BEGIN Exercise material

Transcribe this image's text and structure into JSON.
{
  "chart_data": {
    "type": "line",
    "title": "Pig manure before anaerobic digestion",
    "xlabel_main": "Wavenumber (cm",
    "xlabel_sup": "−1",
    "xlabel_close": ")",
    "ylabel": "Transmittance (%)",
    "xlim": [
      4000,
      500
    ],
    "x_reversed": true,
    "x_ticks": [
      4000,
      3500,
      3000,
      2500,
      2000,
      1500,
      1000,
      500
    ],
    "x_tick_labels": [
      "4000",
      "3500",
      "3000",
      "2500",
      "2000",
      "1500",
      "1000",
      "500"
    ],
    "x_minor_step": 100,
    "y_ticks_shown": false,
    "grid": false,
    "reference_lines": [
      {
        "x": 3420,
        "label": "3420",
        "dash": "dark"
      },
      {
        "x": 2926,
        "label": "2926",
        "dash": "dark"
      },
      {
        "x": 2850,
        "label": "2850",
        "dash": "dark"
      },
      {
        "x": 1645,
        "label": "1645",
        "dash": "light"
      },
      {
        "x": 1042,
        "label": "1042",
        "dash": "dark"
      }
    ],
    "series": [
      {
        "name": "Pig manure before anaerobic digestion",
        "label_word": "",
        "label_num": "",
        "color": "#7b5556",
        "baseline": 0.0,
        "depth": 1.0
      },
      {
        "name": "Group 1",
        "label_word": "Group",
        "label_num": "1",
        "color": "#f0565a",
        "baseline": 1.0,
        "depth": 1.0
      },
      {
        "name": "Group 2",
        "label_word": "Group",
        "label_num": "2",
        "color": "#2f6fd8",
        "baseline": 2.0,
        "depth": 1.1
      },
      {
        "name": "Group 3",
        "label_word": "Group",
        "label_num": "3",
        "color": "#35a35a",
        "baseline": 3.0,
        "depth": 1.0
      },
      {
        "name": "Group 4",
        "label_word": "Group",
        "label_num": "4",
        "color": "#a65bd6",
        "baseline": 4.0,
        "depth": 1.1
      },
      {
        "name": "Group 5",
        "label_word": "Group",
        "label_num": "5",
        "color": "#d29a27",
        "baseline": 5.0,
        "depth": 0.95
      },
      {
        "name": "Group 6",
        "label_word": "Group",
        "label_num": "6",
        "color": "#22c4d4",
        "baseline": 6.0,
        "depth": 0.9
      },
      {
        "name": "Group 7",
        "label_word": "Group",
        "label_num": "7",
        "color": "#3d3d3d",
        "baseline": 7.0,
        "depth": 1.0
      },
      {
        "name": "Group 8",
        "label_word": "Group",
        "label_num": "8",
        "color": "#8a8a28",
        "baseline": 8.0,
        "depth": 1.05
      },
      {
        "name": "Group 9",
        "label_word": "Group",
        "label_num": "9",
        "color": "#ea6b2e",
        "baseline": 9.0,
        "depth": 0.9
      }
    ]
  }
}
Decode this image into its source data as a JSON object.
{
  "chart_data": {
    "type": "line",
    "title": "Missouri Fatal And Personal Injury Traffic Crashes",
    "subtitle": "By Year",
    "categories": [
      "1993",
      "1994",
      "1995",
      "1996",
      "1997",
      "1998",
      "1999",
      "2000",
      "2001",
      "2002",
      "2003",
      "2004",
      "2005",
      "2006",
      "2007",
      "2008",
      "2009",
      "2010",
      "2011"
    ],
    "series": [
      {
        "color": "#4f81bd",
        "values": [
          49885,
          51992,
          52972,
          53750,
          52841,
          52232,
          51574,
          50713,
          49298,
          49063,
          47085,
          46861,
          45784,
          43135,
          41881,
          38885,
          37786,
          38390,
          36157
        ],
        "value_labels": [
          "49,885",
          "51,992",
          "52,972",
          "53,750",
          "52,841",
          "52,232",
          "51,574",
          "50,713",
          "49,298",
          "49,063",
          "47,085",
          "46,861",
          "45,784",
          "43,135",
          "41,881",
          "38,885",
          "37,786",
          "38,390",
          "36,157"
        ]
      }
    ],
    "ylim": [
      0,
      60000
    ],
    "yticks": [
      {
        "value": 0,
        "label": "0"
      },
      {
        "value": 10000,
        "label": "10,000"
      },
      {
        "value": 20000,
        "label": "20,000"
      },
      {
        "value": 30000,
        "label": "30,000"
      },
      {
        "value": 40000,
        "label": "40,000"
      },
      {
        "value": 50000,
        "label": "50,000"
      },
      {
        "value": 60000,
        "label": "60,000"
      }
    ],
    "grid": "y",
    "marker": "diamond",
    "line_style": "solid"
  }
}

END Exercise material

Prompt: Provide an exact reproduction of all the entries shown above.

Worked answer:
Transcribe this image's text and structure into JSON.
{
  "chart_data": {
    "type": "line",
    "title": "Pig manure before anaerobic digestion",
    "xlabel_main": "Wavenumber (cm",
    "xlabel_sup": "−1",
    "xlabel_close": ")",
    "ylabel": "Transmittance (%)",
    "xlim": [
      4000,
      500
    ],
    "x_reversed": true,
    "x_ticks": [
      4000,
      3500,
      3000,
      2500,
      2000,
      1500,
      1000,
      500
    ],
    "x_tick_labels": [
      "4000",
      "3500",
      "3000",
      "2500",
      "2000",
      "1500",
      "1000",
      "500"
    ],
    "x_minor_step": 100,
    "y_ticks_shown": false,
    "grid": false,
    "reference_lines": [
      {
        "x": 3420,
        "label": "3420",
        "dash": "dark"
      },
      {
        "x": 2926,
        "label": "2926",
        "dash": "dark"
      },
      {
        "x": 2850,
        "label": "2850",
        "dash": "dark"
      },
      {
        "x": 1645,
        "label": "1645",
        "dash": "light"
      },
      {
        "x": 1042,
        "label": "1042",
        "dash": "dark"
      }
    ],
    "series": [
      {
        "name": "Pig manure before anaerobic digestion",
        "label_word": "",
        "label_num": "",
        "color": "#7b5556",
        "baseline": 0.0,
        "depth": 1.0
      },
      {
        "name": "Group 1",
        "label_word": "Group",
        "label_num": "1",
        "color": "#f0565a",
        "baseline": 1.0,
        "depth": 1.0
      },
      {
        "name": "Group 2",
        "label_word": "Group",
        "label_num": "2",
        "color": "#2f6fd8",
        "baseline": 2.0,
        "depth": 1.1
      },
      {
        "name": "Group 3",
        "label_word": "Group",
        "label_num": "3",
        "color": "#35a35a",
        "baseline": 3.0,
        "depth": 1.0
      },
      {
        "name": "Group 4",
        "label_word": "Group",
        "label_num": "4",
        "color": "#a65bd6",
        "baseline": 4.0,
        "depth": 1.1
      },
      {
        "name": "Group 5",
        "label_word": "Group",
        "label_num": "5",
        "color": "#d29a27",
        "baseline": 5.0,
        "depth": 0.95
      },
      {
        "name": "Group 6",
        "label_word": "Group",
        "label_num": "6",
        "color": "#22c4d4",
        "baseline": 6.0,
        "depth": 0.9
      },
      {
        "name": "Group 7",
        "label_word": "Group",
        "label_num": "7",
        "color": "#3d3d3d",
        "baseline": 7.0,
        "depth": 1.0
      },
      {
        "name": "Group 8",
        "label_word": "Group",
        "label_num": "8",
        "color": "#8a8a28",
        "baseline": 8.0,
        "depth": 1.05
      },
      {
        "name": "Group 9",
        "label_word": "Group",
        "label_num": "9",
        "color": "#ea6b2e",
        "baseline": 9.0,
        "depth": 0.9
      }
    ]
  }
}
Decode this image into its source data as a JSON object.
{
  "chart_data": {
    "type": "line",
    "title": "Missouri Fatal And Personal Injury Traffic Crashes",
    "subtitle": "By Year",
    "categories": [
      "1993",
      "1994",
      "1995",
      "1996",
      "1997",
      "1998",
      "1999",
      "2000",
      "2001",
      "2002",
      "2003",
      "2004",
      "2005",
      "2006",
      "2007",
      "2008",
      "2009",
      "2010",
      "2011"
    ],
    "series": [
      {
        "color": "#4f81bd",
        "values": [
          49885,
          51992,
          52972,
          53750,
          52841,
          52232,
          51574,
          50713,
          49298,
          49063,
          47085,
          46861,
          45784,
          43135,
          41881,
          38885,
          37786,
          38390,
          36157
        ],
        "value_labels": [
          "49,885",
          "51,992",
          "52,972",
          "53,750",
          "52,841",
          "52,232",
          "51,574",
          "50,713",
          "49,298",
          "49,063",
          "47,085",
          "46,861",
          "45,784",
          "43,135",
          "41,881",
          "38,885",
          "37,786",
          "38,390",
          "36,157"
        ]
      }
    ],
    "ylim": [
      0,
      60000
    ],
    "yticks": [
      {
        "value": 0,
        "label": "0"
      },
      {
        "value": 10000,
        "label": "10,000"
      },
      {
        "value": 20000,
        "label": "20,000"
      },
      {
        "value": 30000,
        "label": "30,000"
      },
      {
        "value": 40000,
        "label": "40,000"
      },
      {
        "value": 50000,
        "label": "50,000"
      },
      {
        "value": 60000,
        "label": "60,000"
      }
    ],
    "grid": "y",
    "marker": "diamond",
    "line_style": "solid"
  }
}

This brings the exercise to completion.